Records that describe figures:
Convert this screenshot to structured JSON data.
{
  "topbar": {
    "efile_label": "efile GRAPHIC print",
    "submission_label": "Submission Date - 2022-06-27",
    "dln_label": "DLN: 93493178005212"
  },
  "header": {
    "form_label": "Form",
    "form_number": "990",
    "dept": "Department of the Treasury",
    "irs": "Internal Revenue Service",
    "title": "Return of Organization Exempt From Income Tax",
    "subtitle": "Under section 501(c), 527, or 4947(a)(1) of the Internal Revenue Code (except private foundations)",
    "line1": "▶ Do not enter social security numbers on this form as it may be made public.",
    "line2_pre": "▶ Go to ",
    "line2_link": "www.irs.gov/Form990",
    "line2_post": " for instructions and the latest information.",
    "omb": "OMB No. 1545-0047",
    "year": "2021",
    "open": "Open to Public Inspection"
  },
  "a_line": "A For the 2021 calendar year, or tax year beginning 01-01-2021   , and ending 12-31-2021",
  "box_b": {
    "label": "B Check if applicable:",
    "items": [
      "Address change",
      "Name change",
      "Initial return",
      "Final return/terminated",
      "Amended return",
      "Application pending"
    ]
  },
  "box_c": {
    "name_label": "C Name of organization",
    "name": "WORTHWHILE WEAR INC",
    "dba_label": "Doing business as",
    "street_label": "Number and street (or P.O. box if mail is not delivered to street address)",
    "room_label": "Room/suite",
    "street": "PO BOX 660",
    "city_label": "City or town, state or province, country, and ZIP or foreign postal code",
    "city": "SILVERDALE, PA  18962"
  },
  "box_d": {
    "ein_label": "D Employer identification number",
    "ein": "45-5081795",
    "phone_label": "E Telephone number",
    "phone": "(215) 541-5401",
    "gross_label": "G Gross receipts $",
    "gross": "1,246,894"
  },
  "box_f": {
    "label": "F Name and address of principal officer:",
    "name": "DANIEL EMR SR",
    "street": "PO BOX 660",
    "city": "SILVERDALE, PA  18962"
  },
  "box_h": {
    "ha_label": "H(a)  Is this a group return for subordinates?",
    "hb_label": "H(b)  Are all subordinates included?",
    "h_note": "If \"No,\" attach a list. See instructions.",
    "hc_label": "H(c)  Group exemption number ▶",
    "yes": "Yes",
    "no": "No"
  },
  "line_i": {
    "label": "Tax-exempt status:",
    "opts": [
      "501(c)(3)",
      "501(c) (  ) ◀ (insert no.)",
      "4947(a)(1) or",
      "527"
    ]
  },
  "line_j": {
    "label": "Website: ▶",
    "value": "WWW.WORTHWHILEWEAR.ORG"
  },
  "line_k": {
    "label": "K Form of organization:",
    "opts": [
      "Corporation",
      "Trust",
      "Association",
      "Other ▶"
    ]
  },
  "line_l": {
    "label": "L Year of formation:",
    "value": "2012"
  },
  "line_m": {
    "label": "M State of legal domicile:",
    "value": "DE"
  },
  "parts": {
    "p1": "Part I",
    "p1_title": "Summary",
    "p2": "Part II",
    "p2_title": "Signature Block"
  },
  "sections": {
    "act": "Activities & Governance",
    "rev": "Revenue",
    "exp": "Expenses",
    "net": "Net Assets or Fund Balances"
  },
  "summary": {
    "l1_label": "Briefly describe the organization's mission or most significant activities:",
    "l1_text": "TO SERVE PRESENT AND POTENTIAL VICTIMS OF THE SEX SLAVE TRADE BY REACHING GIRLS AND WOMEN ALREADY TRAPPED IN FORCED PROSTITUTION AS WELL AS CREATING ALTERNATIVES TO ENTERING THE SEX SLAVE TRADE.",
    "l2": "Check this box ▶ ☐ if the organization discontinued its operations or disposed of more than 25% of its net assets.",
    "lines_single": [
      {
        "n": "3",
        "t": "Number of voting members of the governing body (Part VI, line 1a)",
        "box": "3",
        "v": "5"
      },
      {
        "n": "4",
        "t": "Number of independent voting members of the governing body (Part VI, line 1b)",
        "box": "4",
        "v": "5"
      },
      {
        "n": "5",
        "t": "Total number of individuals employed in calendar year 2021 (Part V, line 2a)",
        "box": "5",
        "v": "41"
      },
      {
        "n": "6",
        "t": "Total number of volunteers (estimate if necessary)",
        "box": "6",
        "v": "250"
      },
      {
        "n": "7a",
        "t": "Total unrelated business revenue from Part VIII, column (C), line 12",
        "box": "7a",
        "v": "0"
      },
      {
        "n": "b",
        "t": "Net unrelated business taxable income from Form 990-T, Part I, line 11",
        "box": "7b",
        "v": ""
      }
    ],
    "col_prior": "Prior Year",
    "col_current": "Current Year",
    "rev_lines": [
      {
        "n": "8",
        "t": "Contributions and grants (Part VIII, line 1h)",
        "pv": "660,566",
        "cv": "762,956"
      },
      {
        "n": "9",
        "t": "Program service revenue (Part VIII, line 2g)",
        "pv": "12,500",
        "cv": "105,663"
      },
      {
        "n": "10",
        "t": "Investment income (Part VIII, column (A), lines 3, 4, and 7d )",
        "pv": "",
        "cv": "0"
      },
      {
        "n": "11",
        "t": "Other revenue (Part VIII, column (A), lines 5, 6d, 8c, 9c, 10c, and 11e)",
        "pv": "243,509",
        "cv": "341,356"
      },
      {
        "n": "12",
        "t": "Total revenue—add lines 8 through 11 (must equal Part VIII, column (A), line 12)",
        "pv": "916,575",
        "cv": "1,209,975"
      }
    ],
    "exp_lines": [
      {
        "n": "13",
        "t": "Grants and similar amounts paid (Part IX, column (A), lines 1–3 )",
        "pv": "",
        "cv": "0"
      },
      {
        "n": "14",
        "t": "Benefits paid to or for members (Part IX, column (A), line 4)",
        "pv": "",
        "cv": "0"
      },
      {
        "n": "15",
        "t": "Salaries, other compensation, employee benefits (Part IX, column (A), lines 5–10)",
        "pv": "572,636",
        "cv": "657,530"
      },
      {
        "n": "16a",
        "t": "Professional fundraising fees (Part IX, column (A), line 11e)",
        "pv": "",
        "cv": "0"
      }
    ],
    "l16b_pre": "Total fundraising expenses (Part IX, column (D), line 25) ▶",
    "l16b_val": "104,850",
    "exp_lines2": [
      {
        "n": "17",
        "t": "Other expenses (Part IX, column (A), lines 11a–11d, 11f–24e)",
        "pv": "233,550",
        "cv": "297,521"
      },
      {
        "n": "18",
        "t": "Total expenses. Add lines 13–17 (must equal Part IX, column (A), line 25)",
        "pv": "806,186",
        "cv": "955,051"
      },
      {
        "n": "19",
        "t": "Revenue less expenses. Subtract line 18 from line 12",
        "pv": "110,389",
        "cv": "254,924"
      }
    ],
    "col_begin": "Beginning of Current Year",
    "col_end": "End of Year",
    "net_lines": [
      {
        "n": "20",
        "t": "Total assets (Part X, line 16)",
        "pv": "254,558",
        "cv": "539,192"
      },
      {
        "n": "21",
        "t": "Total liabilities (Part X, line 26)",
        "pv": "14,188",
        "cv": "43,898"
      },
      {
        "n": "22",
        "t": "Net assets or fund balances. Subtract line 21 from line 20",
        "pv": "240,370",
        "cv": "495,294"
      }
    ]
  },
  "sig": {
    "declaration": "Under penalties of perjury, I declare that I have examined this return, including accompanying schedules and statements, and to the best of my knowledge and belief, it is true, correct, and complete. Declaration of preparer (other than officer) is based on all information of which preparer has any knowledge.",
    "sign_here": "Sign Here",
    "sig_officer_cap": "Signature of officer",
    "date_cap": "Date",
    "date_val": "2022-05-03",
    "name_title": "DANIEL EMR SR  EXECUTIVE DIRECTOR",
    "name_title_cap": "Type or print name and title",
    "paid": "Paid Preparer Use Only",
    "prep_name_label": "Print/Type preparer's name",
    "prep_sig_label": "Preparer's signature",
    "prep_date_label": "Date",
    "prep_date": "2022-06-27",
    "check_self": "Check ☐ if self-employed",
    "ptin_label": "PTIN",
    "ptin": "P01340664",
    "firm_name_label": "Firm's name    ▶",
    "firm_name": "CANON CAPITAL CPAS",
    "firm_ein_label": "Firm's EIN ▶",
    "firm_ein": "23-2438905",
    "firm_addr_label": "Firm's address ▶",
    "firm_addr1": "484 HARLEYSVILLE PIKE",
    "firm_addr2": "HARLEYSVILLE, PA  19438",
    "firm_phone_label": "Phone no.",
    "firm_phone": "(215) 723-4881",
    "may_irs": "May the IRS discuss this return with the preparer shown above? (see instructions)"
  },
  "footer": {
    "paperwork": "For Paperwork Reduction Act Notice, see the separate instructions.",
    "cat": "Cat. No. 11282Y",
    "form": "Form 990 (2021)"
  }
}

Goal: Find every line in the records that contains the word "Under"; copy those lines.

Exercise solution:
    "subtitle": "Under section 501(c), 527, or 4947(a)(1) of the Internal Revenue Code (except private foundations)",
    "declaration": "Under penalties of perjury, I declare that I have examined this return, including accompanying schedules and statements, and to the best of my knowledge and belief, it is true, correct, and complete. Declaration of preparer (other than officer) is based on all information of which preparer has any knowledge.",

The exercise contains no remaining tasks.